**Task to complete**
Copy every line that contains the string "edukacyjna" from the entries below.

Dataset entries:
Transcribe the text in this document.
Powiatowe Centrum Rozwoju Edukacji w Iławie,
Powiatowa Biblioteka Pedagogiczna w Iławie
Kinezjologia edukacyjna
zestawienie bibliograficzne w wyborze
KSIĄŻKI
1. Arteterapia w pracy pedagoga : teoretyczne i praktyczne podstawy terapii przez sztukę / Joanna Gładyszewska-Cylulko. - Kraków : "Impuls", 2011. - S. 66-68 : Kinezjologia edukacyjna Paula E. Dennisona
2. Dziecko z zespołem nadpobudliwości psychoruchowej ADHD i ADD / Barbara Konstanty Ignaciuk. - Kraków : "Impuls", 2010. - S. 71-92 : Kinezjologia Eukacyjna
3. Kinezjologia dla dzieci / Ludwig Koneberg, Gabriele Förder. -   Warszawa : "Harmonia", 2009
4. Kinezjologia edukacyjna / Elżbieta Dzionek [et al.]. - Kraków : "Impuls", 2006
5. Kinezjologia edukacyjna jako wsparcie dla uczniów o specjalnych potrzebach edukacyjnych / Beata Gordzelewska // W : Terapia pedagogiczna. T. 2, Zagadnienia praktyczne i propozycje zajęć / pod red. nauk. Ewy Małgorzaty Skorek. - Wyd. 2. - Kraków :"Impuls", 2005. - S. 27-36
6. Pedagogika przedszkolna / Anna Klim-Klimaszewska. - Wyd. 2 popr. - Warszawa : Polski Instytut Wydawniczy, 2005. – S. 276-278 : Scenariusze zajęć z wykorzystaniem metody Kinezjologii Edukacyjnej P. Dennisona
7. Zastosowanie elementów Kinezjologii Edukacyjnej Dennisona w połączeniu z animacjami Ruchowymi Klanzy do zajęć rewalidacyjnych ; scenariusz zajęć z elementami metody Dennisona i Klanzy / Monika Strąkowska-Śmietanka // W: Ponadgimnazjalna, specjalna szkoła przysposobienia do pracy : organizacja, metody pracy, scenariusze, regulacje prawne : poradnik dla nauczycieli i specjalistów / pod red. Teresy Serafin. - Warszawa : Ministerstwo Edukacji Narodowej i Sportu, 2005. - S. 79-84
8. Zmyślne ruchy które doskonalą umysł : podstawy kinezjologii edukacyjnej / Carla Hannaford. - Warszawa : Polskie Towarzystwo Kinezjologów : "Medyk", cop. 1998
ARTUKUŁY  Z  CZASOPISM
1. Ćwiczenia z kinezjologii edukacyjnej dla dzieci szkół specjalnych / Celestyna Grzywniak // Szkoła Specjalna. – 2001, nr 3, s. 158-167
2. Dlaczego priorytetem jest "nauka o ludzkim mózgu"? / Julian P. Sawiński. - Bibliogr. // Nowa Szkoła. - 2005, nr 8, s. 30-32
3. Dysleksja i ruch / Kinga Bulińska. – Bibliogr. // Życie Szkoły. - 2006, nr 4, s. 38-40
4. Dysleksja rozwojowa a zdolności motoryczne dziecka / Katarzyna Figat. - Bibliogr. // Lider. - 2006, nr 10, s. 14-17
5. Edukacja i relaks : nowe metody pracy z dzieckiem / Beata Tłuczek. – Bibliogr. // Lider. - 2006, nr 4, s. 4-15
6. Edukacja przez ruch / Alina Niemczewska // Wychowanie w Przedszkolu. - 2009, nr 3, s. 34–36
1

**Written response**
Kinezjologia edukacyjna
1. Arteterapia w pracy pedagoga : teoretyczne i praktyczne podstawy terapii przez sztukę / Joanna Gładyszewska-Cylulko. - Kraków : "Impuls", 2011. - S. 66-68 : Kinezjologia edukacyjna Paula E. Dennisona
4. Kinezjologia edukacyjna / Elżbieta Dzionek [et al.]. - Kraków : "Impuls", 2006
5. Kinezjologia edukacyjna jako wsparcie dla uczniów o specjalnych potrzebach edukacyjnych / Beata Gordzelewska // W : Terapia pedagogiczna. T. 2, Zagadnienia praktyczne i propozycje zajęć / pod red. nauk. Ewy Małgorzaty Skorek. - Wyd. 2. - Kraków :"Impuls", 2005. - S. 27-36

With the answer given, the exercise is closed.